§ **Job**
Go through the lines below. Copy those with "está".

§ **Extracted records**
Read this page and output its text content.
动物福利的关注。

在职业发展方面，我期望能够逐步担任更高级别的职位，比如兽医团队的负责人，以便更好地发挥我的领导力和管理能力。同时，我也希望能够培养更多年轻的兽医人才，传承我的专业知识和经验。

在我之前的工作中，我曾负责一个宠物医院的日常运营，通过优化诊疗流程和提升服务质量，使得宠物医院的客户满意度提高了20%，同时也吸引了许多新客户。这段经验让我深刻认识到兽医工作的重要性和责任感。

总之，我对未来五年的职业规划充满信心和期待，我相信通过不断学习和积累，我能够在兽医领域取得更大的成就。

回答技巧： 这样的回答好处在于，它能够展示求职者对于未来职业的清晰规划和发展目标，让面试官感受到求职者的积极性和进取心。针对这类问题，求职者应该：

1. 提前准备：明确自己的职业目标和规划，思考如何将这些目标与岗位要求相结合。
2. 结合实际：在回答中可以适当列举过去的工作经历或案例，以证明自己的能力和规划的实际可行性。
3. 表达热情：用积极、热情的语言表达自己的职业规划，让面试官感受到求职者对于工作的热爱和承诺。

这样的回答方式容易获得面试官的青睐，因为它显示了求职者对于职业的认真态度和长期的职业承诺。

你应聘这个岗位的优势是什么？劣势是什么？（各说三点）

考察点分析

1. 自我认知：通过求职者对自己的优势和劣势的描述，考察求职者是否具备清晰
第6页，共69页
==
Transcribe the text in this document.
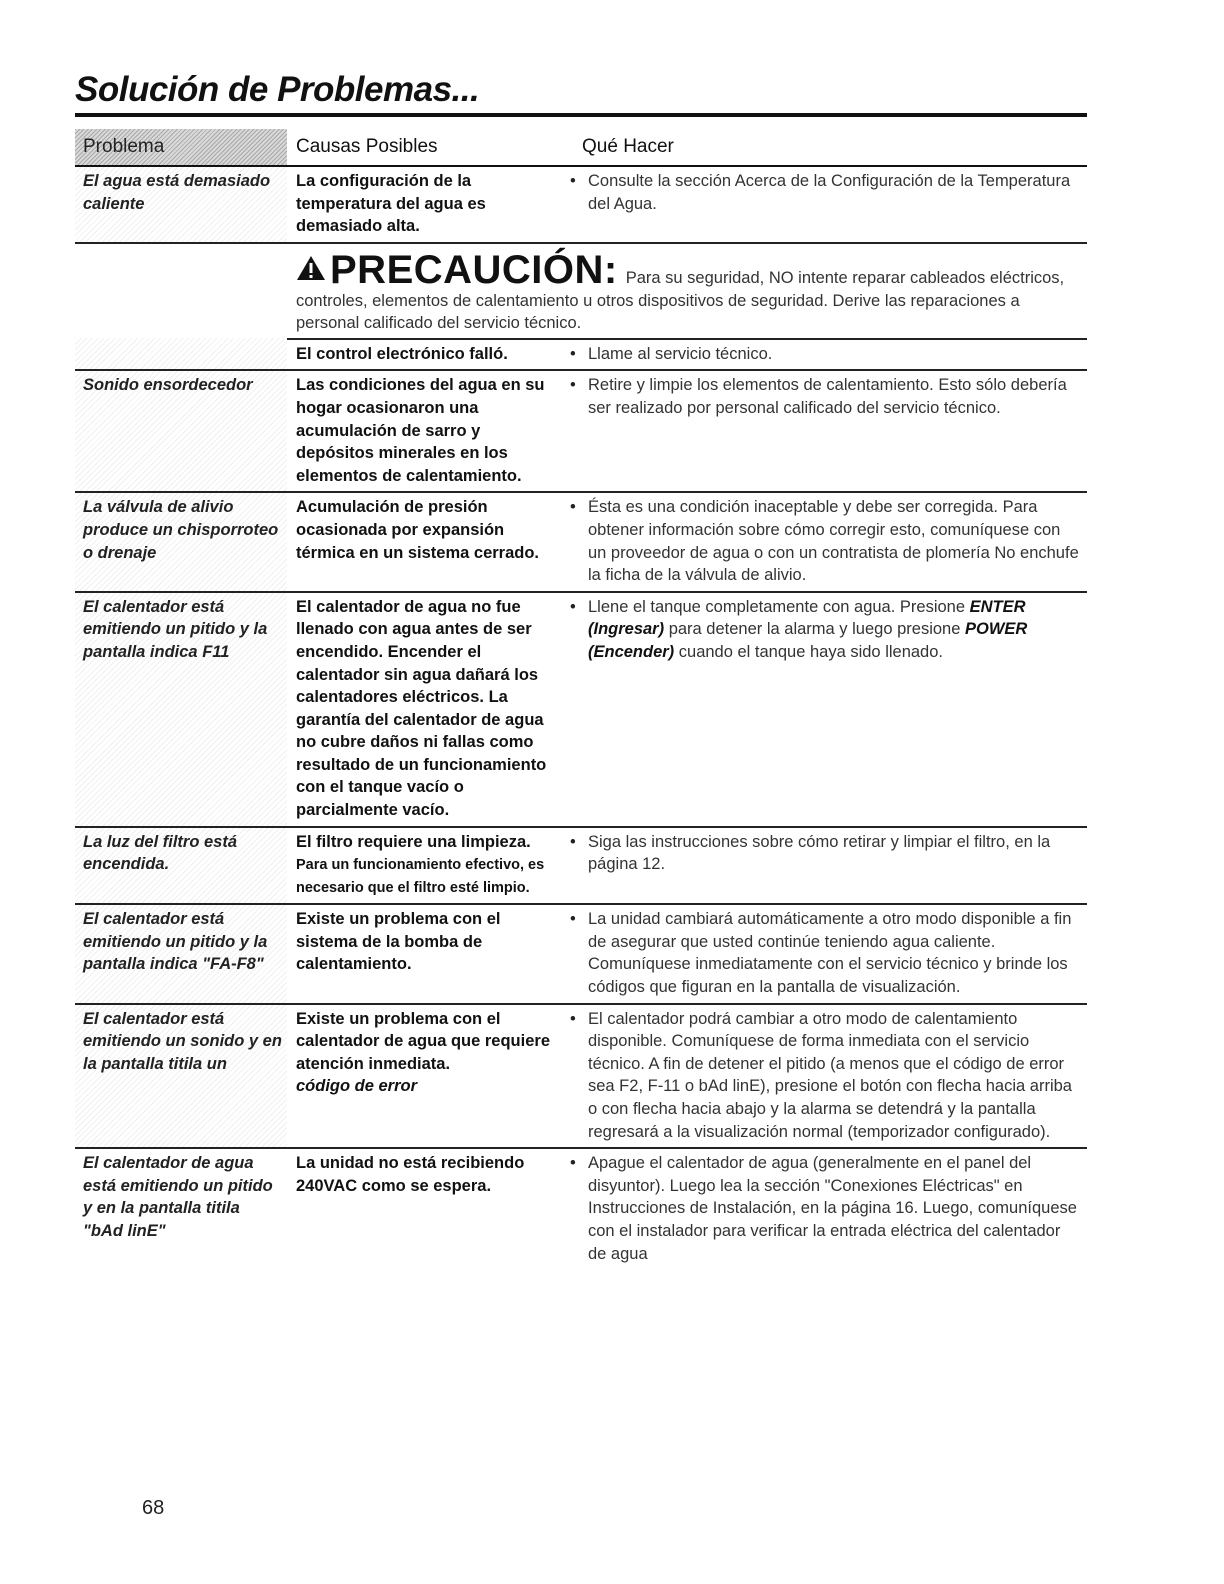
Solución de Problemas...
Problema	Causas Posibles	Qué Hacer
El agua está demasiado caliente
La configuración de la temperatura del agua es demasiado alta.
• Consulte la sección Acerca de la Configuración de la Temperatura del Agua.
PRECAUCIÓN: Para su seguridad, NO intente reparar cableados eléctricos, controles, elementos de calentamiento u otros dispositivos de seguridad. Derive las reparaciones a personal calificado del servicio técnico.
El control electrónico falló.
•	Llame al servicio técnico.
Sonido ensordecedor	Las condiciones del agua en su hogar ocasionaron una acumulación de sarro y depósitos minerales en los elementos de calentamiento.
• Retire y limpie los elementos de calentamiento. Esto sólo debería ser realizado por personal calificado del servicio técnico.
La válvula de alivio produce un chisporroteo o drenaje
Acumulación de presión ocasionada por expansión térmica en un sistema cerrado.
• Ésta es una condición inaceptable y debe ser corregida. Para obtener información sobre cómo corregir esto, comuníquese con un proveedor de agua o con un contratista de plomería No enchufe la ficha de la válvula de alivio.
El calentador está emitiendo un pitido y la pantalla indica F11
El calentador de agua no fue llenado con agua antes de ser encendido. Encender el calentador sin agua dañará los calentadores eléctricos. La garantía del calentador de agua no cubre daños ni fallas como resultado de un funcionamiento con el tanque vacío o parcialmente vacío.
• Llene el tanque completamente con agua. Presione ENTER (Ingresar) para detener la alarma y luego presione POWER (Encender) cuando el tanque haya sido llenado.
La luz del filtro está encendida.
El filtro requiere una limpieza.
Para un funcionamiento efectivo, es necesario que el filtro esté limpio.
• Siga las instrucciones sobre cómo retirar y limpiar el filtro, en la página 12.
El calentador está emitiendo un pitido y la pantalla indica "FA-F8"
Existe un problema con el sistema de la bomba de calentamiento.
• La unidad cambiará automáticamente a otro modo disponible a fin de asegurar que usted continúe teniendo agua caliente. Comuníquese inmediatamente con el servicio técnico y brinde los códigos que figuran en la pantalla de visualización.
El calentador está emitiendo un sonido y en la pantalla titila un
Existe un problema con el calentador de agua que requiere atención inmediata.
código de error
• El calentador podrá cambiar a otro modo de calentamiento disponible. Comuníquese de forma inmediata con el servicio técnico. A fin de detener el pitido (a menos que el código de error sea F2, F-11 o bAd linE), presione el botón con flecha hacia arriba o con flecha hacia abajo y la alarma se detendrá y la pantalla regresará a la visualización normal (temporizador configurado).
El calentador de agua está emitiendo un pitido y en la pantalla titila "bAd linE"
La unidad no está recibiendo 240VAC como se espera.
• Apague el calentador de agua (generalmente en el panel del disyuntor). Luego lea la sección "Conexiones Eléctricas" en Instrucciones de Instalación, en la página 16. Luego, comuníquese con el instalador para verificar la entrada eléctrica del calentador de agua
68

§ **Solution for this task**
El agua está demasiado caliente
El calentador está emitiendo un pitido y la pantalla indica F11
La luz del filtro está encendida.
El calentador está emitiendo un pitido y la pantalla indica "FA-F8"
El calentador está emitiendo un sonido y en la pantalla titila un
El calentador de agua está emitiendo un pitido y en la pantalla titila "bAd linE"
La unidad no está recibiendo 240VAC como se espera.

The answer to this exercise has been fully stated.